#### Brano
__________________________________________________

Le anoressiche hanno una tendenza a fare un forsennato esercizio fisico con allenamenti durissimi spesso di loro invenzione: fanno km anche in pieno inverno pur di non aumentare neanche di un etto e cercano di sudare quanto più è possibile: è frequente che d’estate scelgano le ore più calde della giornata per camminare o correre.

Un altro aspetto disfunzionale è la vita affettiva di questi/e pazienti poiché la necessità di ricorrere a rituali come il pesare i cibi, il negarsi ogni convivialità, ogni invito a mangiare in compagnia deteriorano i rapporti sia in famiglia che fuori. A questo quadro di isolamento sociale si affianca il progressivo disinteresse per la sessualità con conseguenze catastrofiche sulla coppia.

Non è facile individuare le cause dell’anoressia anche perché ogni paziente ha una storia personale a sé. C’è un largo consenso nel ritenere le dinamiche familiari indubbiamente responsabili dell’insorgere di questo disturbo. Famiglie altamente conflittuali, controllanti, invischiate sono il terreno più fertile in cui sorge l’anoressia ed i disturbi del comportamento alimentare in genere. Inoltre è stato riscontrato che questo disturbo emerge con maggiore frequenza in seguito a lutti e separazioni (non necessariamente dei genitori della paziente) ed a vissuti di abuso. Questi pazienti grazie al controllo ossessivo della realtà e del corpo si costruiscono uno scudo difensivo che li protegge dal crollo: i sintomi di anoressia sono un modo per evitare il contatto con i vissuti ed i sentimenti legati al ricordo del trauma.

Anoressia e conseguenze di tipo fisico che psichico

Le conseguenze di questa patologia sono sia di tipo fisico che psichico. A livello corporeo si ha un deterioramento totale delle funzioni biologiche che riguardano tutti gli organi: la conseguenza più frequente è l’interruzione del ciclo mestruale, c’è poi un alterazione della frequenza cardiaca che tende ad aumentare, l’indebolimento dello smalto dentale e, nei casi di anoressia più gravi si arriva all’osteoporosi anche in età giovane.

__________________________________________________

#### Elenco fornito
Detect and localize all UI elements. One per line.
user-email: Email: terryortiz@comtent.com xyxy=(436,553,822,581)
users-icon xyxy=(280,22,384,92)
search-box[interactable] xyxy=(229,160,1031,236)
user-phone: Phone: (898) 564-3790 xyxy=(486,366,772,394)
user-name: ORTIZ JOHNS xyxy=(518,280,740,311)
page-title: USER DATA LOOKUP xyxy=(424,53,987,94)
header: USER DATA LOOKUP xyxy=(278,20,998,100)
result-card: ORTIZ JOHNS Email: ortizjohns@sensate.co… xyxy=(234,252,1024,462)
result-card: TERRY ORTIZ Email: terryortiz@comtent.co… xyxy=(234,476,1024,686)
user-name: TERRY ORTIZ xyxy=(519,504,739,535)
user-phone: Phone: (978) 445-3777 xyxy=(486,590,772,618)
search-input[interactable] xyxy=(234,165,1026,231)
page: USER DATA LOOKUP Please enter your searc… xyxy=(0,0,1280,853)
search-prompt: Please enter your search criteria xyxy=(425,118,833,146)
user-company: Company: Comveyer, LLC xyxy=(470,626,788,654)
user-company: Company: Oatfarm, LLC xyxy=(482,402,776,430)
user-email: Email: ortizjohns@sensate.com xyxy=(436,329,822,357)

__________________________________________________

#### Cosa fare
Riporta tutte le conseguenze fisiche dell'anoressia nominate nel brano. L'elenco non è necessario per svolgere l'esercizio.

#### Risposta
- Interruzione del ciclo mestruale
- Alterazione della frequenza cardiaca, che tende ad aumentare
- Indebolimento dello smalto dentale
- Osteoporosi anche in età giovane, nei casi più gravi